-- Texto fornecido --

_ _ _ _ _

A homo/transfobia ainda mata, faço um parêntesis: só no Brasil, em Maio deste ano, pelo menos 126 pessoas foram assassinadas pela sua orientação sexual, identidade de género e/ou expressão de género. Acrescente-se ainda 15 suicídios. Números aquém da realidade, como sabemos. E por isso peço que retenham esta premissa: pelo menos 1 morte a cada 23 horas (alerta dado por uma ONG brasileira). Parêntesis fechado.
Regressemos aos EUA, e onde uma rusga não teve o resultado esperado, porque algumas pessoas resistiram à detenção policial. Horas depois centenas de apoiantes à causa juntaram-se em protesto. Houve desacatos e resistência – muita resistência. O ponto de viragem começou aí, há cinquenta anos. E, um ano mais tarde, em São Francisco, celebrava-se a primeira marcha do orgulho. Esta é a história do início do movimento LGBT. Haverá certamente outras versões, porque os protestos nem sempre são mainstreams, e todos contam.
É consensual, nos dias que correm, que a vida das pessoas LGBT[IQ+] nunca esteve tão bem. O que é em certa parte verdade, em certa parte do mundo. Aliás, existe a confiança imberbe de que os “nossos” direitos não sofrem qualquer ameaça. Os das pessoas não documentadas ou das minorias religiosas, como, por exemplo, do Islão, sim.

_ _ _ _ _

Dados de segmentação da página:
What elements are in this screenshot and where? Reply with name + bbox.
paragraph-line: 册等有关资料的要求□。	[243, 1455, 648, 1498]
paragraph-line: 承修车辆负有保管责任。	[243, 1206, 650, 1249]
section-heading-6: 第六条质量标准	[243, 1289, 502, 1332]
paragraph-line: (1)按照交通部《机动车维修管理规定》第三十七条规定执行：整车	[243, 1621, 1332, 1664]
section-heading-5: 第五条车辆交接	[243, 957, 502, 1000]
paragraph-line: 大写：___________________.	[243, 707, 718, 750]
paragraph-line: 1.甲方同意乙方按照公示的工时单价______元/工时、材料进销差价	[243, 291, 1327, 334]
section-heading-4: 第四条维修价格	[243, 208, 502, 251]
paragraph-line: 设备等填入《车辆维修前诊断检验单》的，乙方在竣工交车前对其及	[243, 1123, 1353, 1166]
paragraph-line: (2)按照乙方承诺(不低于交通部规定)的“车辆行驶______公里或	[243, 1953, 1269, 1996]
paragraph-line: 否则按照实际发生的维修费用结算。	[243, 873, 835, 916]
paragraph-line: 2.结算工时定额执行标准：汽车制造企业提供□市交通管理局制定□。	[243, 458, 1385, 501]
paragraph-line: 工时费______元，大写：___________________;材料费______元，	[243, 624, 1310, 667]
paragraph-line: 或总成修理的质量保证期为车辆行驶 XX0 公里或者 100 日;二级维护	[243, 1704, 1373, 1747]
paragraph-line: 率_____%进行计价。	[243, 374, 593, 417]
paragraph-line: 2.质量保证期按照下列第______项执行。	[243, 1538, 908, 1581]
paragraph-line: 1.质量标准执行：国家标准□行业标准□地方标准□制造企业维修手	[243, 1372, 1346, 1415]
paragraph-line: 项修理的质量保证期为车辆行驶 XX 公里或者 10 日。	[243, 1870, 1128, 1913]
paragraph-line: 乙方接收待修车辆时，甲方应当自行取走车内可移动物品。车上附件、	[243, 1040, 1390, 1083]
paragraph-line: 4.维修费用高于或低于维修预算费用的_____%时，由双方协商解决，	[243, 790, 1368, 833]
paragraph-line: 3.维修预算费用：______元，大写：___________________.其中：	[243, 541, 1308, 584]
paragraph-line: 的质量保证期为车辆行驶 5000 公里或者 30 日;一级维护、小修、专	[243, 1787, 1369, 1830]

_ _ _ _ _

Por favor, indique todos os países e cidades referidos no texto sobre o movimento LGBT.

Brasil, EUA, São Francisco